(Stored data)
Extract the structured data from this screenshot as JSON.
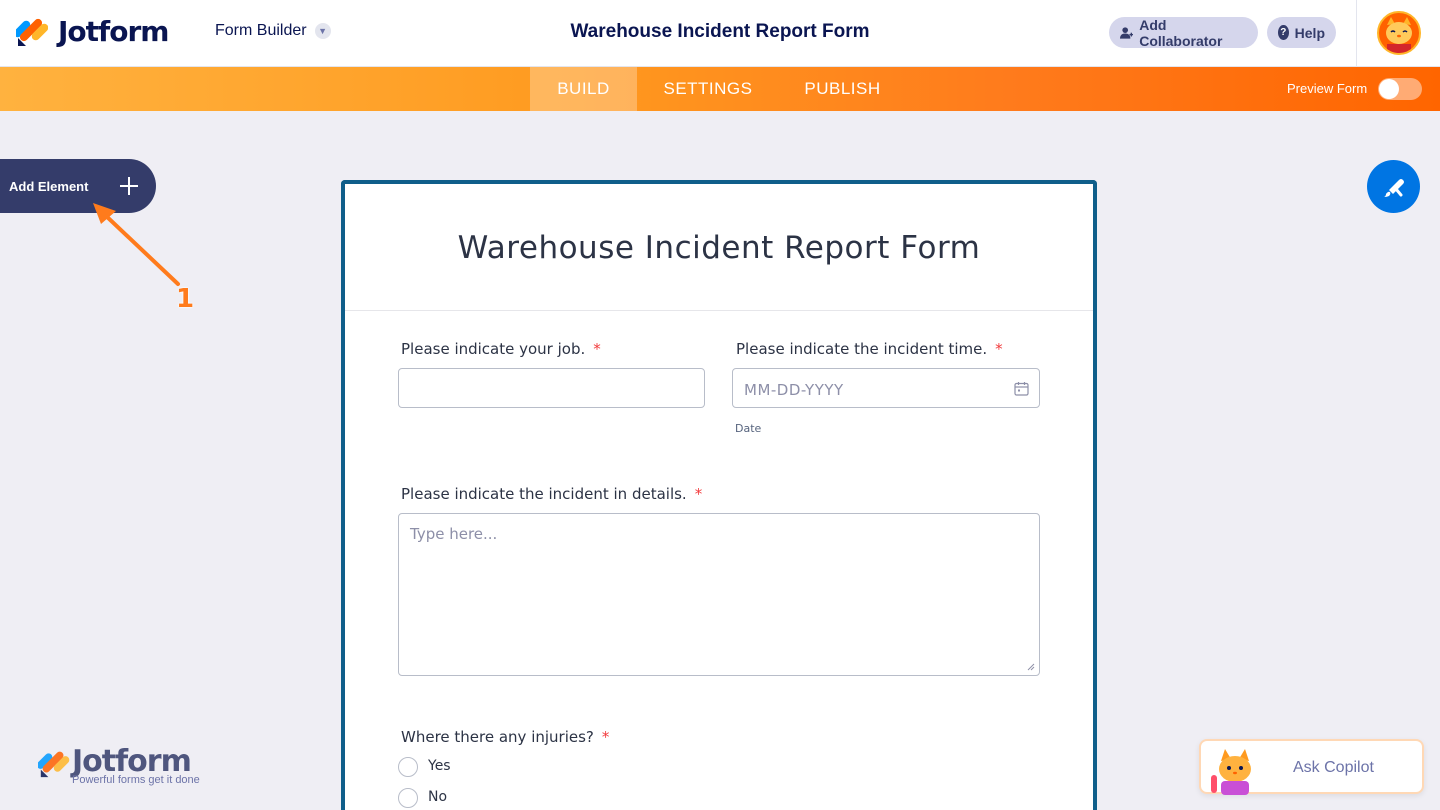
{
  "header": {
    "logo_text": "Jotform",
    "builder_label": "Form Builder",
    "title": "Warehouse Incident Report Form",
    "add_collaborator": "Add Collaborator",
    "help": "Help"
  },
  "nav": {
    "tabs": [
      {
        "label": "BUILD",
        "active": true
      },
      {
        "label": "SETTINGS",
        "active": false
      },
      {
        "label": "PUBLISH",
        "active": false
      }
    ],
    "preview_label": "Preview Form",
    "preview_on": false
  },
  "sidebar": {
    "add_element": "Add Element",
    "annotation_number": "1"
  },
  "form": {
    "title": "Warehouse Incident Report Form",
    "required_mark": "*",
    "fields": {
      "job": {
        "label": "Please indicate your job.",
        "value": ""
      },
      "time": {
        "label": "Please indicate the incident time.",
        "placeholder": "MM-DD-YYYY",
        "sublabel": "Date"
      },
      "details": {
        "label": "Please indicate the incident in details.",
        "placeholder": "Type here..."
      },
      "injuries": {
        "label": "Where there any injuries?",
        "options": [
          "Yes",
          "No"
        ]
      }
    }
  },
  "branding": {
    "word": "Jotform",
    "tagline": "Powerful forms get it done"
  },
  "copilot": {
    "label": "Ask Copilot"
  },
  "colors": {
    "navy": "#0a1551",
    "orange_start": "#ffb23f",
    "orange_end": "#ff6500",
    "form_border": "#0f5e8a",
    "accent_blue": "#0075e3",
    "required_red": "#f23a3c"
  }
}
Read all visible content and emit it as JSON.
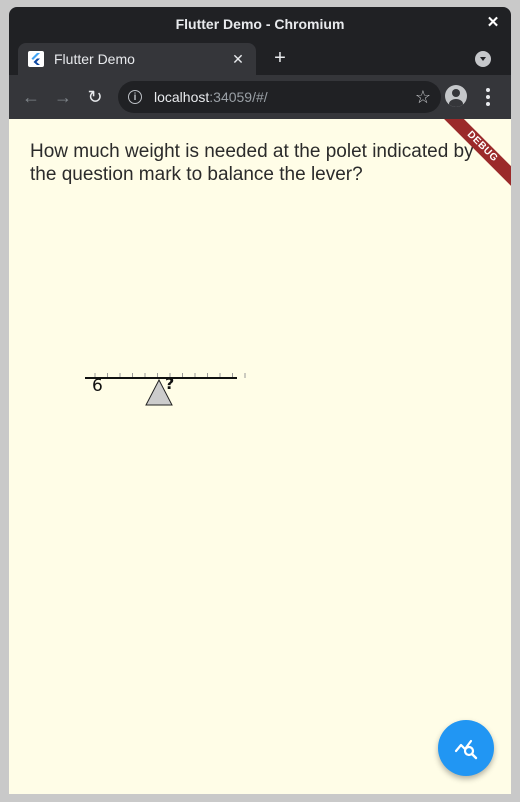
{
  "window": {
    "title": "Flutter Demo - Chromium",
    "close_glyph": "✕"
  },
  "tab": {
    "title": "Flutter Demo",
    "favicon": "flutter-icon",
    "close_glyph": "✕"
  },
  "new_tab_glyph": "+",
  "toolbar": {
    "url_host": "localhost",
    "url_rest": ":34059/#/",
    "back_glyph": "←",
    "forward_glyph": "→",
    "reload_glyph": "↻",
    "star_glyph": "☆",
    "info_glyph": "i"
  },
  "page": {
    "question": "How much weight is needed at the polet indicated by the question mark to balance the lever?",
    "debug_banner": "DEBUG",
    "lever": {
      "left_weight_label": "6",
      "unknown_label": "?",
      "tick_count": 13
    },
    "fab_icon": "analytics-search-icon"
  },
  "colors": {
    "page_background": "#fffde7",
    "fab": "#2196f3",
    "debug_ribbon": "#9b2a2a",
    "fulcrum_fill": "#cccccc"
  }
}
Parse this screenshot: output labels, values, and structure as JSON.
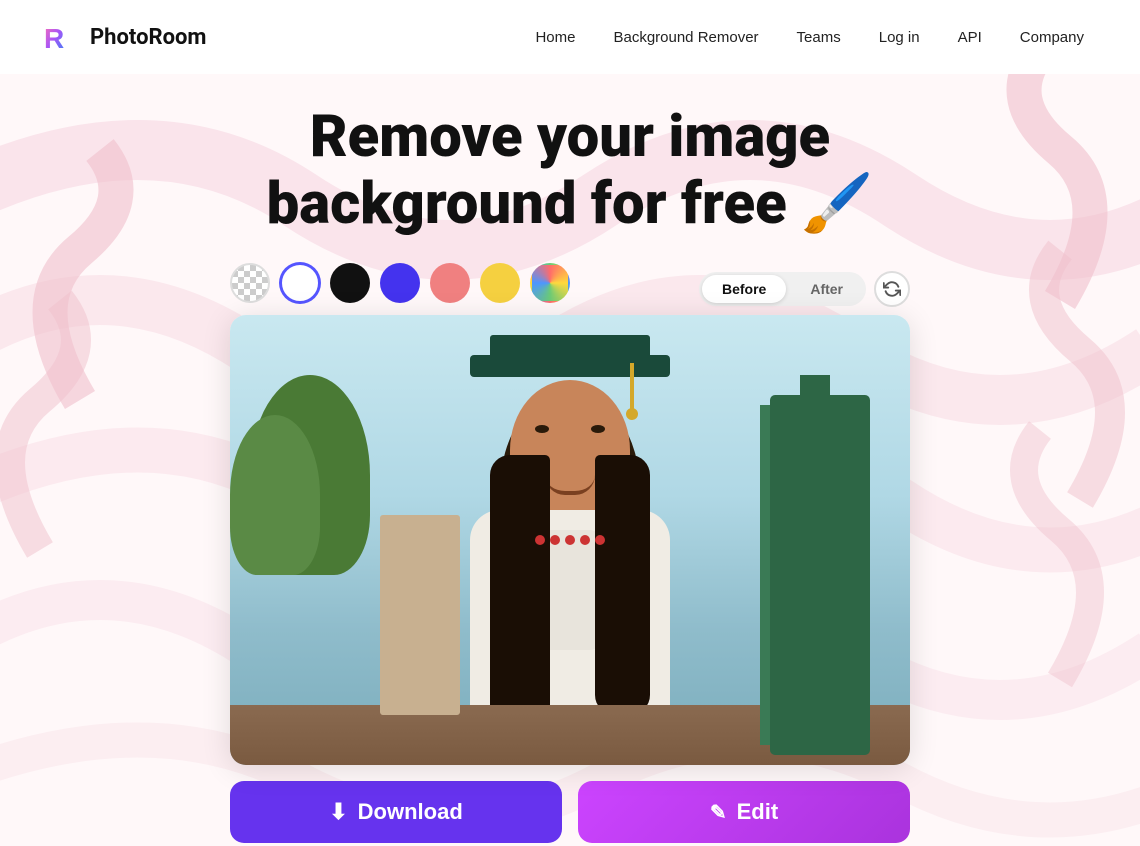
{
  "navbar": {
    "logo_text": "PhotoRoom",
    "links": [
      {
        "label": "Home",
        "key": "home"
      },
      {
        "label": "Background Remover",
        "key": "bg-remover"
      },
      {
        "label": "Teams",
        "key": "teams"
      },
      {
        "label": "Log in",
        "key": "login"
      },
      {
        "label": "API",
        "key": "api"
      },
      {
        "label": "Company",
        "key": "company"
      }
    ]
  },
  "hero": {
    "title_line1": "Remove your image",
    "title_line2": "background for free 🖌️"
  },
  "editor": {
    "swatches": [
      {
        "label": "transparent",
        "color": "transparent",
        "active": false
      },
      {
        "label": "white ring",
        "color": "#ffffff",
        "active": true
      },
      {
        "label": "black",
        "color": "#111111",
        "active": false
      },
      {
        "label": "purple",
        "color": "#4433ee",
        "active": false
      },
      {
        "label": "pink",
        "color": "#f08080",
        "active": false
      },
      {
        "label": "yellow",
        "color": "#f5d040",
        "active": false
      },
      {
        "label": "multicolor",
        "color": "multi",
        "active": false
      }
    ],
    "toggle": {
      "before_label": "Before",
      "after_label": "After",
      "active": "before"
    },
    "buttons": {
      "download_label": "Download",
      "edit_label": "Edit",
      "download_icon": "⬇",
      "edit_icon": "✎"
    }
  }
}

Problem to work on: Give back each entry exactly as it appears, with no pictures.

Complete response:
Extract the structured data from this screenshot as JSON.
{
  "header": {
    "logo_text": "Jotform",
    "builder_label": "Form Builder",
    "title": "Warehouse Incident Report Form",
    "add_collaborator": "Add Collaborator",
    "help": "Help"
  },
  "nav": {
    "tabs": [
      {
        "label": "BUILD",
        "active": true
      },
      {
        "label": "SETTINGS",
        "active": false
      },
      {
        "label": "PUBLISH",
        "active": false
      }
    ],
    "preview_label": "Preview Form",
    "preview_on": false
  },
  "sidebar": {
    "add_element": "Add Element",
    "annotation_number": "1"
  },
  "form": {
    "title": "Warehouse Incident Report Form",
    "required_mark": "*",
    "fields": {
      "job": {
        "label": "Please indicate your job.",
        "value": ""
      },
      "time": {
        "label": "Please indicate the incident time.",
        "placeholder": "MM-DD-YYYY",
        "sublabel": "Date"
      },
      "details": {
        "label": "Please indicate the incident in details.",
        "placeholder": "Type here..."
      },
      "injuries": {
        "label": "Where there any injuries?",
        "options": [
          "Yes",
          "No"
        ]
      }
    }
  },
  "branding": {
    "word": "Jotform",
    "tagline": "Powerful forms get it done"
  },
  "copilot": {
    "label": "Ask Copilot"
  },
  "colors": {
    "navy": "#0a1551",
    "orange_start": "#ffb23f",
    "orange_end": "#ff6500",
    "form_border": "#0f5e8a",
    "accent_blue": "#0075e3",
    "required_red": "#f23a3c"
  }
}
Read all visible content and emit it as JSON.
{
  "window": {
    "title": "Flutter Demo - Chromium",
    "close_glyph": "✕"
  },
  "tab": {
    "title": "Flutter Demo",
    "favicon": "flutter-icon",
    "close_glyph": "✕"
  },
  "new_tab_glyph": "+",
  "toolbar": {
    "url_host": "localhost",
    "url_rest": ":34059/#/",
    "back_glyph": "←",
    "forward_glyph": "→",
    "reload_glyph": "↻",
    "star_glyph": "☆",
    "info_glyph": "i"
  },
  "page": {
    "question": "How much weight is needed at the polet indicated by the question mark to balance the lever?",
    "debug_banner": "DEBUG",
    "lever": {
      "left_weight_label": "6",
      "unknown_label": "?",
      "tick_count": 13
    },
    "fab_icon": "analytics-search-icon"
  },
  "colors": {
    "page_background": "#fffde7",
    "fab": "#2196f3",
    "debug_ribbon": "#9b2a2a",
    "fulcrum_fill": "#cccccc"
  }
}
Parse this screenshot: output labels, values, and structure as JSON.
{
  "navbar": {
    "logo_text": "PhotoRoom",
    "links": [
      {
        "label": "Home",
        "key": "home"
      },
      {
        "label": "Background Remover",
        "key": "bg-remover"
      },
      {
        "label": "Teams",
        "key": "teams"
      },
      {
        "label": "Log in",
        "key": "login"
      },
      {
        "label": "API",
        "key": "api"
      },
      {
        "label": "Company",
        "key": "company"
      }
    ]
  },
  "hero": {
    "title_line1": "Remove your image",
    "title_line2": "background for free 🖌️"
  },
  "editor": {
    "swatches": [
      {
        "label": "transparent",
        "color": "transparent",
        "active": false
      },
      {
        "label": "white ring",
        "color": "#ffffff",
        "active": true
      },
      {
        "label": "black",
        "color": "#111111",
        "active": false
      },
      {
        "label": "purple",
        "color": "#4433ee",
        "active": false
      },
      {
        "label": "pink",
        "color": "#f08080",
        "active": false
      },
      {
        "label": "yellow",
        "color": "#f5d040",
        "active": false
      },
      {
        "label": "multicolor",
        "color": "multi",
        "active": false
      }
    ],
    "toggle": {
      "before_label": "Before",
      "after_label": "After",
      "active": "before"
    },
    "buttons": {
      "download_label": "Download",
      "edit_label": "Edit",
      "download_icon": "⬇",
      "edit_icon": "✎"
    }
  }
}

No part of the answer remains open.